What is expected: Lines containing the string "sprocket" are to be collected in full.

+++ Dataset excerpts +++

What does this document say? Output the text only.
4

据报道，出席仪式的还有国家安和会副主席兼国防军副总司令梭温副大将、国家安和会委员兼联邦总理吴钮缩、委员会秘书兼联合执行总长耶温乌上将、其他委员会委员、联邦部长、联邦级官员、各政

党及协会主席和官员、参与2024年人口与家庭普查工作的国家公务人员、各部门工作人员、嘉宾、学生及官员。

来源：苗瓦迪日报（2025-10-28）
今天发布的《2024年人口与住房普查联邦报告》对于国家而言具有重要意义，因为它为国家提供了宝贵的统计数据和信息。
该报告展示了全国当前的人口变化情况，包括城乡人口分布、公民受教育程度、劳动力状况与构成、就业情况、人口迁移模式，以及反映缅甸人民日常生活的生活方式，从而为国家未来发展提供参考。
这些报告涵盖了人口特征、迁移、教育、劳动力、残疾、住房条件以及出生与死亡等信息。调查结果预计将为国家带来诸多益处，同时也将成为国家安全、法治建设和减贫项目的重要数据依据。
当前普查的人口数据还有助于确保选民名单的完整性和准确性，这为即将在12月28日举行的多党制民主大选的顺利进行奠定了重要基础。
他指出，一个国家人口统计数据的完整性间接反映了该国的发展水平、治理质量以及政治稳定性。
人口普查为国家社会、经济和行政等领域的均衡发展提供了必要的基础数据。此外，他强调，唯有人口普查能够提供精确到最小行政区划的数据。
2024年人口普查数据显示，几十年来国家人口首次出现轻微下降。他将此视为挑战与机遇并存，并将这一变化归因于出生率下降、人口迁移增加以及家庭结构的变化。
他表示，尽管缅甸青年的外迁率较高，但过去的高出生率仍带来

+++
+++ Dataset excerpts +++

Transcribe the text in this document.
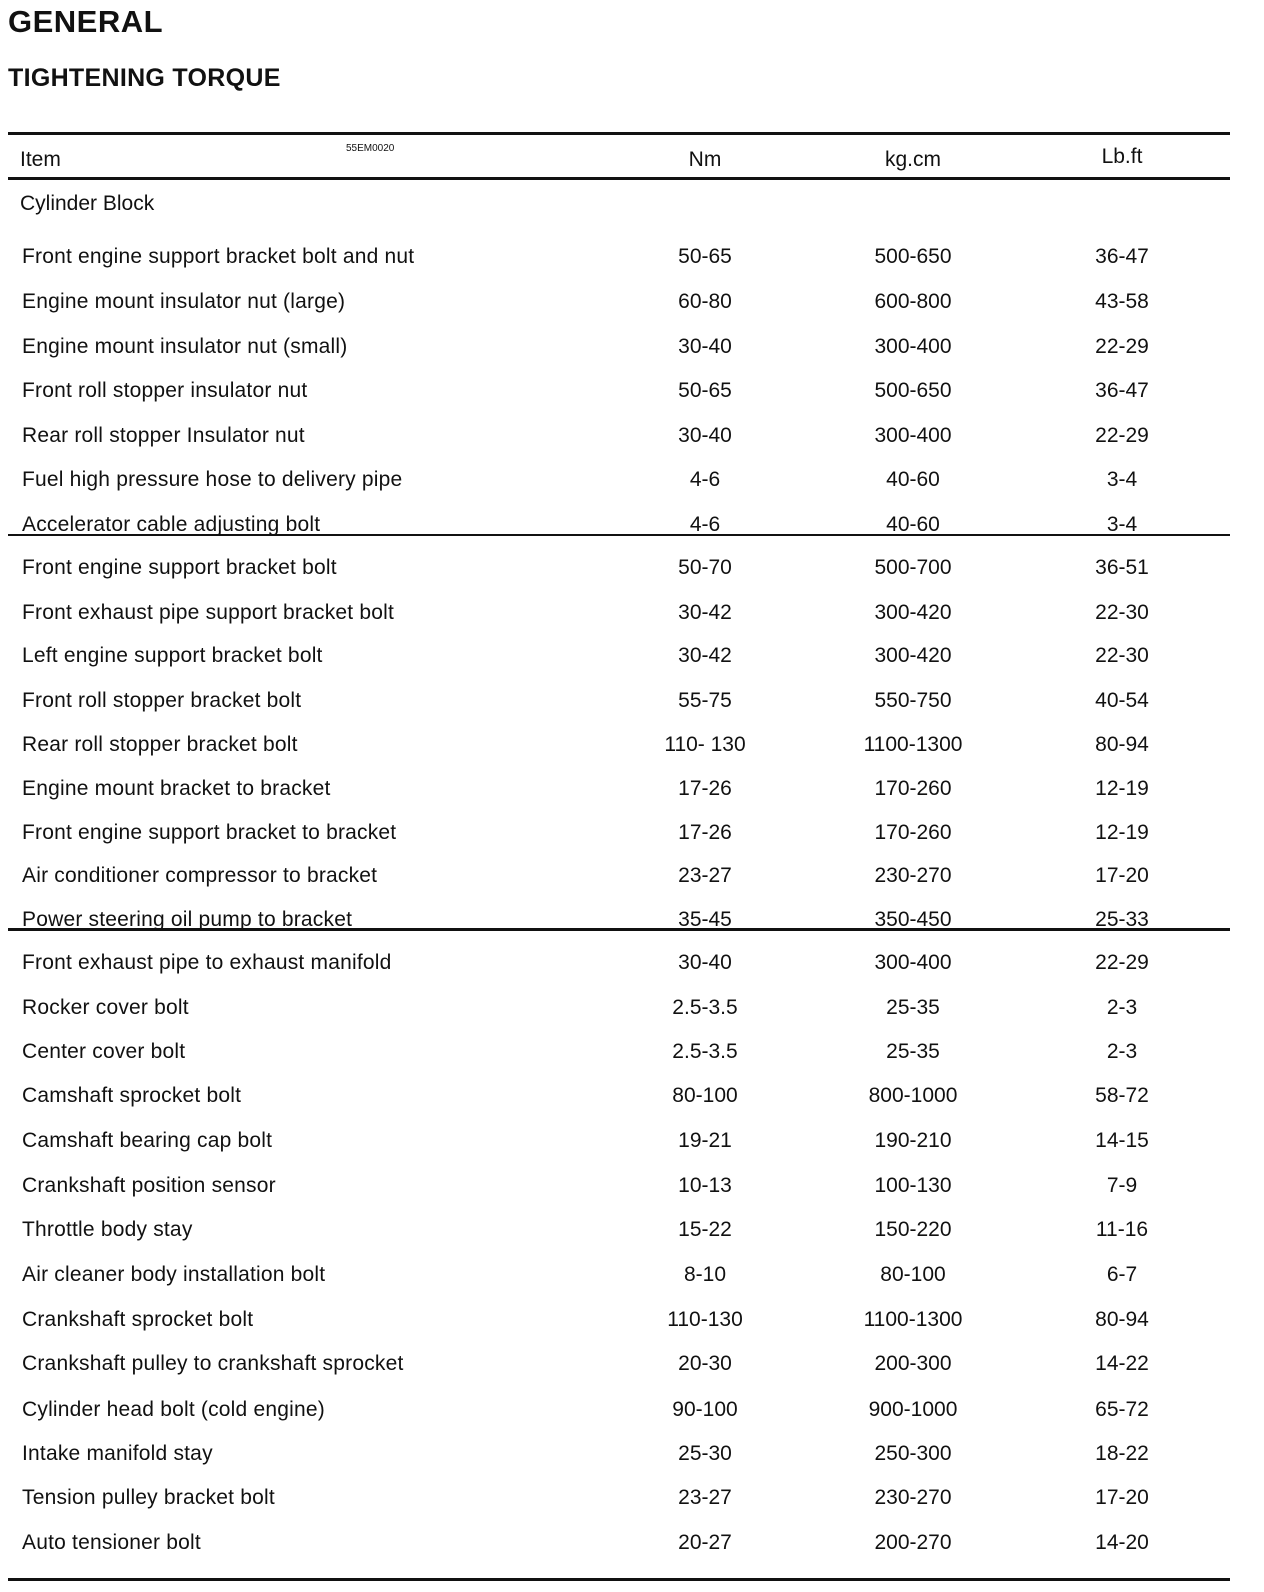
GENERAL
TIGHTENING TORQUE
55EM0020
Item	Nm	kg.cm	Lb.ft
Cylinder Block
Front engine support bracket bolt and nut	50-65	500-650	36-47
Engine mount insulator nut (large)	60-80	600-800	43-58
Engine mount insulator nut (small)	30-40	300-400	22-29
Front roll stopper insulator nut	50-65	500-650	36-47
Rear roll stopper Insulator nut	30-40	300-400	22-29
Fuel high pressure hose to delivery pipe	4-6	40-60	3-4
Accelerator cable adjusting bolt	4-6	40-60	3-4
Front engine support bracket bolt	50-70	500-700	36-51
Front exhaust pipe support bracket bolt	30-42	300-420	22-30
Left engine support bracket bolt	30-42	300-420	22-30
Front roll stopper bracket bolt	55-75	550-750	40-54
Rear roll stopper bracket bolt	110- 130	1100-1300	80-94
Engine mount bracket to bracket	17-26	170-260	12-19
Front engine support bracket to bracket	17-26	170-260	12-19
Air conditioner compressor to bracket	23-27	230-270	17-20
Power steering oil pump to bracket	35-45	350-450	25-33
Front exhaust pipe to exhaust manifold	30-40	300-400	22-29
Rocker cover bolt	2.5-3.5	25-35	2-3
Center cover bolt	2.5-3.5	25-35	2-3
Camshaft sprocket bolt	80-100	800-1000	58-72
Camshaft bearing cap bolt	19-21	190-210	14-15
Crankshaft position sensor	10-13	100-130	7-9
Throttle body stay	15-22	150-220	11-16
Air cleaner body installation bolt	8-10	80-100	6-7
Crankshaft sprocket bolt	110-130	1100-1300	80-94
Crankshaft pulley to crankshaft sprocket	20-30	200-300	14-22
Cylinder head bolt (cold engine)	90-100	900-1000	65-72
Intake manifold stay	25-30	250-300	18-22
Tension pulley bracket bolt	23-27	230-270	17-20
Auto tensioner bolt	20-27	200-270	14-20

+++

Task answer:
Camshaft sprocket bolt	80-100	800-1000	58-72
Crankshaft sprocket bolt	110-130	1100-1300	80-94
Crankshaft pulley to crankshaft sprocket	20-30	200-300	14-22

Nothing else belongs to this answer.